[Figure record listings]
****

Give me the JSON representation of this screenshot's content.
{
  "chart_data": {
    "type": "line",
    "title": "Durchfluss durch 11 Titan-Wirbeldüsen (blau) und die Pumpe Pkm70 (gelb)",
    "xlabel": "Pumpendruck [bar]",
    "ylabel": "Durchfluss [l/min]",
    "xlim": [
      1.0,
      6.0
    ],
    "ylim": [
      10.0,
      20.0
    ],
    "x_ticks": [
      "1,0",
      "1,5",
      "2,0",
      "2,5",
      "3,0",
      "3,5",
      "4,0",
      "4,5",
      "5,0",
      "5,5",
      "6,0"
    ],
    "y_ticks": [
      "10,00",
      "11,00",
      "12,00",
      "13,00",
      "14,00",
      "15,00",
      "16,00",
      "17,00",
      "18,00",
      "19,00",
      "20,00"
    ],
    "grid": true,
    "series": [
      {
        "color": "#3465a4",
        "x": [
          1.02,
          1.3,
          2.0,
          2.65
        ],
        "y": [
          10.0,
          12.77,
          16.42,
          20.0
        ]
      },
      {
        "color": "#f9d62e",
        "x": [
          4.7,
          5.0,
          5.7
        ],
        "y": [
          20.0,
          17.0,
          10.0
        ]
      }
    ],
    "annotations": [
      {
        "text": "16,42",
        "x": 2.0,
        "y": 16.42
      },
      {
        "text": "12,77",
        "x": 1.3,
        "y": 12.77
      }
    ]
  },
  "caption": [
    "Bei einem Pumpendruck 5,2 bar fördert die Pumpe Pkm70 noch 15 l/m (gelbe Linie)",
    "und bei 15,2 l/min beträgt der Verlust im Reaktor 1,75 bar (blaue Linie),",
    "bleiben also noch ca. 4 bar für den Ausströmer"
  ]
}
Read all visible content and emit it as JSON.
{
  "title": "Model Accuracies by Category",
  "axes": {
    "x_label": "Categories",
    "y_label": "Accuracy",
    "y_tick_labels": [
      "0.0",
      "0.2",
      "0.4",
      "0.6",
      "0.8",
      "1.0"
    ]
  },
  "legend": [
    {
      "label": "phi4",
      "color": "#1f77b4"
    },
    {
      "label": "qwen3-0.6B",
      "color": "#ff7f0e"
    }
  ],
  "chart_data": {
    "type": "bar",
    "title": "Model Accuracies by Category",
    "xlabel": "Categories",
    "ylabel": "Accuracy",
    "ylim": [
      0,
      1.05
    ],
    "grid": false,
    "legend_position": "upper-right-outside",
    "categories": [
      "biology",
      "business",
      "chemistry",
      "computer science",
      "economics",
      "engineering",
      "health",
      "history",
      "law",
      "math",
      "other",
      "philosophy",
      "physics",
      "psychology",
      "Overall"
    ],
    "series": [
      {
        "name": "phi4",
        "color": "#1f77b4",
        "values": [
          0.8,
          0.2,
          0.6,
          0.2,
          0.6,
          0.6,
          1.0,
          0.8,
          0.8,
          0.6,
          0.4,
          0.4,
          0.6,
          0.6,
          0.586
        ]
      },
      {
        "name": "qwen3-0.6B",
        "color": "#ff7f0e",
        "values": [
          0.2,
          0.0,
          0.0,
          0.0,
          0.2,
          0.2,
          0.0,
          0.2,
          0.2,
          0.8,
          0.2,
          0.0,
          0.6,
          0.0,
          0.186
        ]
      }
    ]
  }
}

****

■ WRITTEN PROBLEM ■
Gather each line from the entries above that includes the word "Durchfluss".

■ SOLUTION TO THIS PROBLEM ■
    "title": "Durchfluss durch 11 Titan-Wirbeldüsen (blau) und die Pumpe Pkm70 (gelb)",
    "ylabel": "Durchfluss [l/min]",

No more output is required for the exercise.